Search the entries below. Return every line that has "обстоятельства" in it.

##########

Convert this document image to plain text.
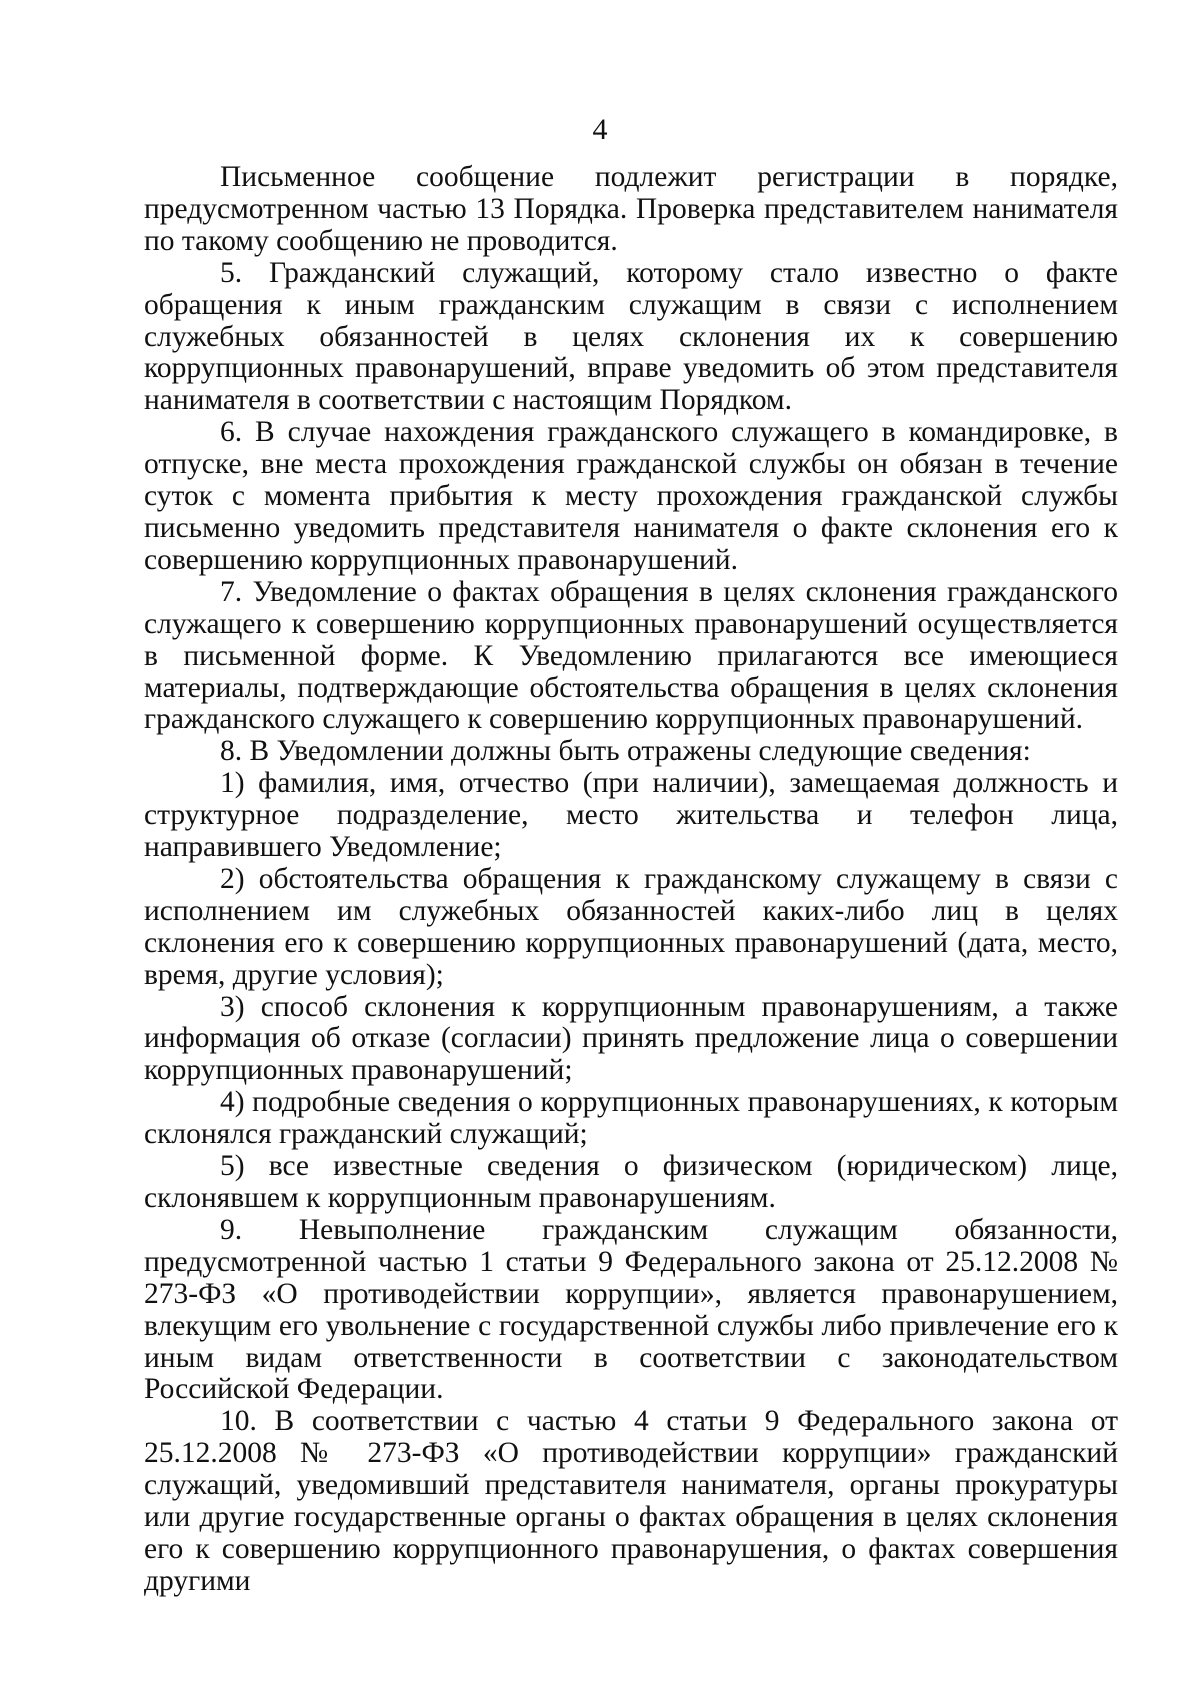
4

Письменное сообщение подлежит регистрации в порядке, предусмотренном частью 13 Порядка. Проверка представителем нанимателя по такому сообщению не проводится.

5. Гражданский служащий, которому стало известно о факте обращения к иным гражданским служащим в связи с исполнением служебных обязанностей в целях склонения их к совершению коррупционных правонарушений, вправе уведомить об этом представителя нанимателя в соответствии с настоящим Порядком.

6. В случае нахождения гражданского служащего в командировке, в отпуске, вне места прохождения гражданской службы он обязан в течение суток с момента прибытия к месту прохождения гражданской службы письменно уведомить представителя нанимателя о факте склонения его к совершению коррупционных правонарушений.

7. Уведомление о фактах обращения в целях склонения гражданского служащего к совершению коррупционных правонарушений осуществляется в письменной форме. К Уведомлению прилагаются все имеющиеся материалы, подтверждающие обстоятельства обращения в целях склонения гражданского служащего к совершению коррупционных правонарушений.

8. В Уведомлении должны быть отражены следующие сведения:

1) фамилия, имя, отчество (при наличии), замещаемая должность и структурное подразделение, место жительства и телефон лица, направившего Уведомление;

2) обстоятельства обращения к гражданскому служащему в связи с исполнением им служебных обязанностей каких-либо лиц в целях склонения его к совершению коррупционных правонарушений (дата, место, время, другие условия);

3) способ склонения к коррупционным правонарушениям, а также информация об отказе (согласии) принять предложение лица о совершении коррупционных правонарушений;

4) подробные сведения о коррупционных правонарушениях, к которым склонялся гражданский служащий;

5) все известные сведения о физическом (юридическом) лице, склонявшем к коррупционным правонарушениям.

9. Невыполнение гражданским служащим обязанности, предусмотренной частью 1 статьи 9 Федерального закона от 25.12.2008 № 273-ФЗ «О противодействии коррупции», является правонарушением, влекущим его увольнение с государственной службы либо привлечение его к иным видам ответственности в соответствии с законодательством Российской Федерации.

10. В соответствии с частью 4 статьи 9 Федерального закона от 25.12.2008 № 273-ФЗ «О противодействии коррупции» гражданский служащий, уведомивший представителя нанимателя, органы прокуратуры или другие государственные органы о фактах обращения в целях склонения его к совершению коррупционного правонарушения, о фактах совершения другими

##########

▶ _Task output_
7. Уведомление о фактах обращения в целях склонения гражданского служащего к совершению коррупционных правонарушений осуществляется в письменной форме. К Уведомлению прилагаются все имеющиеся материалы, подтверждающие обстоятельства обращения в целях склонения гражданского служащего к совершению коррупционных правонарушений.
2) обстоятельства обращения к гражданскому служащему в связи с исполнением им служебных обязанностей каких-либо лиц в целях склонения его к совершению коррупционных правонарушений (дата, место, время, другие условия);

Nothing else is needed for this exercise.